Records from a dataset:

+ + + + + + +

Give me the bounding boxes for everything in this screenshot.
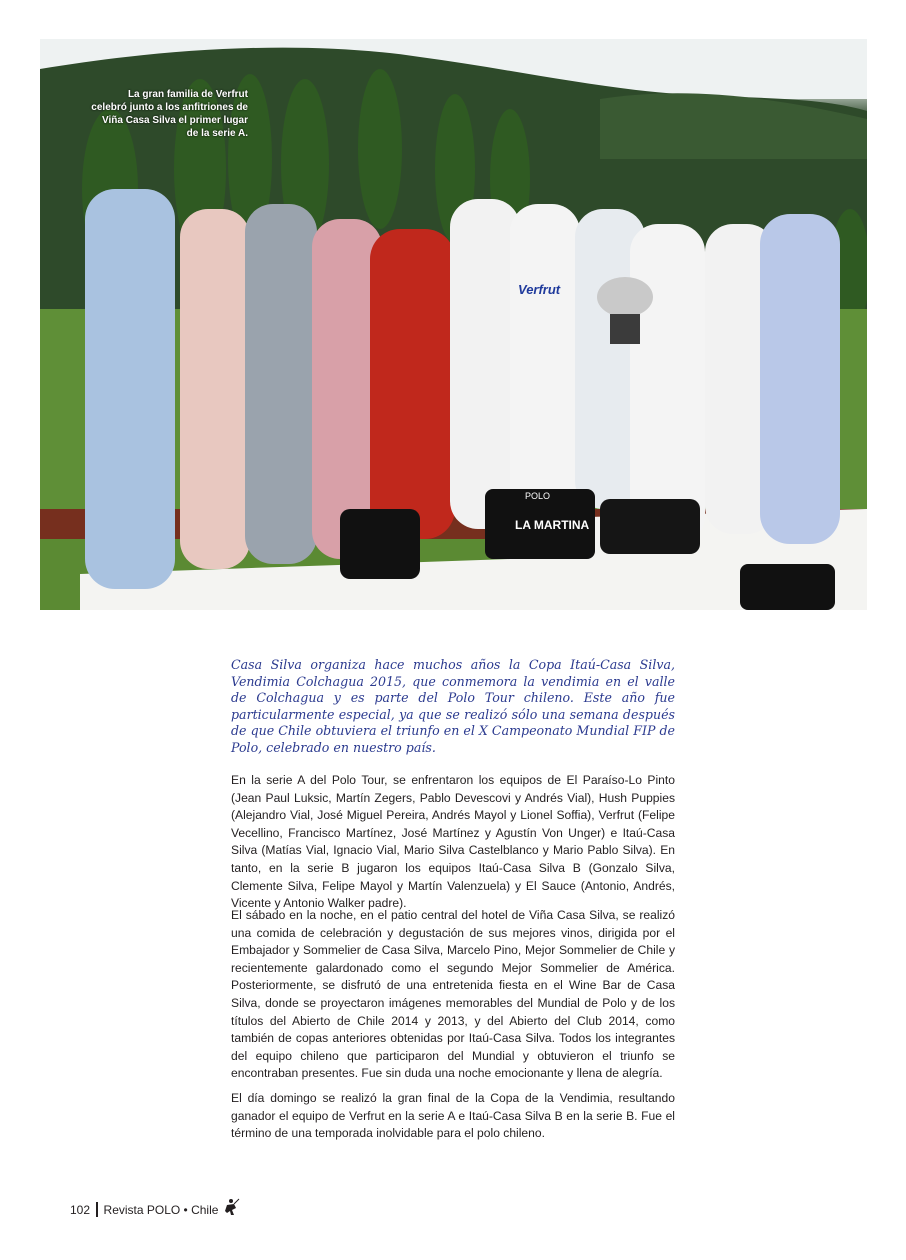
article-intro: Casa Silva organiza hace muchos años la Copa Itaú-Casa Silva, Vendimia Colchagua 2015, que conmemora la vendimia en el valle de Colchagua y es parte del Polo Tour chileno. Este año fue particularmente especial, ya que se realizó sólo una semana después de que Chile obtuviera el triunfo en el X Campeonato Mundial FIP de Polo, celebrado en nuestro país. [231, 657, 675, 755]
bag-polo-text: POLO [525, 491, 551, 501]
page-footer [70, 1198, 240, 1221]
publication-name: Revista POLO • Chile [103, 1202, 219, 1217]
article-paragraph-2: El sábado en la noche, en el patio central del hotel de Viña Casa Silva, se realizó una comida de celebración y degustación de sus mejores vinos, dirigida por el Embajador y Sommelier de Casa Silva, Marcelo Pino, Mejor Sommelier de Chile y recientemente galardonado como el segundo Mejor Sommelier de América. Posteriormente, se disfrutó de una entretenida fiesta en el Wine Bar de Casa Silva, donde se proyectaron imágenes memorables del Mundial de Polo y de los títulos del Abierto de Chile 2014 y 2013, y del Abierto del Club 2014, como también de copas anteriores obtenidas por Itaú-Casa Silva. Todos los integrantes del equipo chileno que participaron del Mundial y obtuvieron el triunfo se encontraban presentes. Fue sin duda una noche emocionante y llena de alegría. [231, 908, 675, 1081]
polo-player-icon [222, 1198, 240, 1221]
article-paragraph-3: El día domingo se realizó la gran final de la Copa de la Vendimia, resultando ganador el equipo de Verfrut en la serie A e Itaú-Casa Silva B en la serie B. Fue el término de una temporada inolvidable para el polo chileno. [231, 1091, 675, 1141]
bag-brand-text: LA MARTINA [515, 518, 590, 532]
event-photo [40, 39, 867, 610]
footer-divider [96, 1202, 98, 1217]
article-paragraph-1: En la serie A del Polo Tour, se enfrentaron los equipos de El Paraíso-Lo Pinto (Jean Paul Luksic, Martín Zegers, Pablo Devescovi y Andrés Vial), Hush Puppies (Alejandro Vial, José Miguel Pereira, Andrés Mayol y Lionel Soffia), Verfrut (Felipe Vecellino, Francisco Martínez, José Martínez y Agustín Von Unger) e Itaú-Casa Silva (Matías Vial, Ignacio Vial, Mario Silva Castelblanco y Mario Pablo Silva). En tanto, en la serie B jugaron los equipos Itaú-Casa Silva B (Gonzalo Silva, Clemente Silva, Felipe Mayol y Martín Valenzuela) y El Sauce (Antonio, Andrés, Vicente y Antonio Walker padre). [231, 773, 675, 911]
photo-caption: La gran familia de Verfrut celebró junto a los anfitriones de Viña Casa Silva el primer lugar de la serie A. [91, 89, 248, 139]
page-number: 102 [70, 1202, 91, 1217]
shirt-brand-text: Verfrut [518, 282, 561, 297]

+ + + + + + +

Problem:
Using only the data above, copy out the lines that include the word "Tour".

Exercise output:
article-intro: Casa Silva organiza hace muchos años la Copa Itaú-Casa Silva, Vendimia Colchagua 2015, que conmemora la vendimia en el valle de Colchagua y es parte del Polo Tour chileno. Este año fue particularmente especial, ya que se realizó sólo una semana después de que Chile obtuviera el triunfo en el X Campeonato Mundial FIP de Polo, celebrado en nuestro país. [231, 657, 675, 755]
article-paragraph-1: En la serie A del Polo Tour, se enfrentaron los equipos de El Paraíso-Lo Pinto (Jean Paul Luksic, Martín Zegers, Pablo Devescovi y Andrés Vial), Hush Puppies (Alejandro Vial, José Miguel Pereira, Andrés Mayol y Lionel Soffia), Verfrut (Felipe Vecellino, Francisco Martínez, José Martínez y Agustín Von Unger) e Itaú-Casa Silva (Matías Vial, Ignacio Vial, Mario Silva Castelblanco y Mario Pablo Silva). En tanto, en la serie B jugaron los equipos Itaú-Casa Silva B (Gonzalo Silva, Clemente Silva, Felipe Mayol y Martín Valenzuela) y El Sauce (Antonio, Andrés, Vicente y Antonio Walker padre). [231, 773, 675, 911]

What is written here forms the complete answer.